* [WHAT TO WORK ON]: Copy out each line below exactly as it appears.

(Stored records)
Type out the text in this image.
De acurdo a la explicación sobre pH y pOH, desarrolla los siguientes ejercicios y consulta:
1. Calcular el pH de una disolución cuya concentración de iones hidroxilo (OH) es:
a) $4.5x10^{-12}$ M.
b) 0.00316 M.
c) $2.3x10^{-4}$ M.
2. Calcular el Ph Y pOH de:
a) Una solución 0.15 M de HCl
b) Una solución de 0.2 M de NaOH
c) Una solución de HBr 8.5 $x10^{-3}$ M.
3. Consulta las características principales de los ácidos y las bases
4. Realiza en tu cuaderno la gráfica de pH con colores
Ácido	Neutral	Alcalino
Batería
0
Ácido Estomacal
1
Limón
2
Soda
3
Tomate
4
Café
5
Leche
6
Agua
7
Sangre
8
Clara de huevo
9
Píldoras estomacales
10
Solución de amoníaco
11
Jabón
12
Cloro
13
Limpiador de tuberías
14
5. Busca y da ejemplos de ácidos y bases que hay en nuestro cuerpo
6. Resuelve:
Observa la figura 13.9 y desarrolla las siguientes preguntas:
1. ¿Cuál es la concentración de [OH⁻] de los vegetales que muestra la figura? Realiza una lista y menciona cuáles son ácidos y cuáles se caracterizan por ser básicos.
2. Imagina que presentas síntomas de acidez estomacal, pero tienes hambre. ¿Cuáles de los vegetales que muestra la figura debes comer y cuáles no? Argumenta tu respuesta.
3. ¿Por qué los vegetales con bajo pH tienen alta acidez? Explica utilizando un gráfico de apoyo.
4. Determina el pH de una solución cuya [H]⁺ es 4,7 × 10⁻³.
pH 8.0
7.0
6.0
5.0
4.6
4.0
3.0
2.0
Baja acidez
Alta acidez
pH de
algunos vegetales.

* [THE SOLUTION]:
Type out the text in this image.
De acurdo a la explicación sobre pH y pOH, desarrolla los siguientes ejercicios y consulta:
1. Calcular el pH de una disolución cuya concentración de iones hidroxilo (OH) es:
a) $4.5x10^{-12}$ M.
b) 0.00316 M.
c) $2.3x10^{-4}$ M.
2. Calcular el Ph Y pOH de:
a) Una solución 0.15 M de HCl
b) Una solución de 0.2 M de NaOH
c) Una solución de HBr 8.5 $x10^{-3}$ M.
3. Consulta las características principales de los ácidos y las bases
4. Realiza en tu cuaderno la gráfica de pH con colores
Ácido	Neutral	Alcalino
Batería
0
Ácido Estomacal
1
Limón
2
Soda
3
Tomate
4
Café
5
Leche
6
Agua
7
Sangre
8
Clara de huevo
9
Píldoras estomacales
10
Solución de amoníaco
11
Jabón
12
Cloro
13
Limpiador de tuberías
14
5. Busca y da ejemplos de ácidos y bases que hay en nuestro cuerpo
6. Resuelve:
Observa la figura 13.9 y desarrolla las siguientes preguntas:
1. ¿Cuál es la concentración de [OH⁻] de los vegetales que muestra la figura? Realiza una lista y menciona cuáles son ácidos y cuáles se caracterizan por ser básicos.
2. Imagina que presentas síntomas de acidez estomacal, pero tienes hambre. ¿Cuáles de los vegetales que muestra la figura debes comer y cuáles no? Argumenta tu respuesta.
3. ¿Por qué los vegetales con bajo pH tienen alta acidez? Explica utilizando un gráfico de apoyo.
4. Determina el pH de una solución cuya [H]⁺ es 4,7 × 10⁻³.
pH 8.0
7.0
6.0
5.0
4.6
4.0
3.0
2.0
Baja acidez
Alta acidez
pH de
algunos vegetales.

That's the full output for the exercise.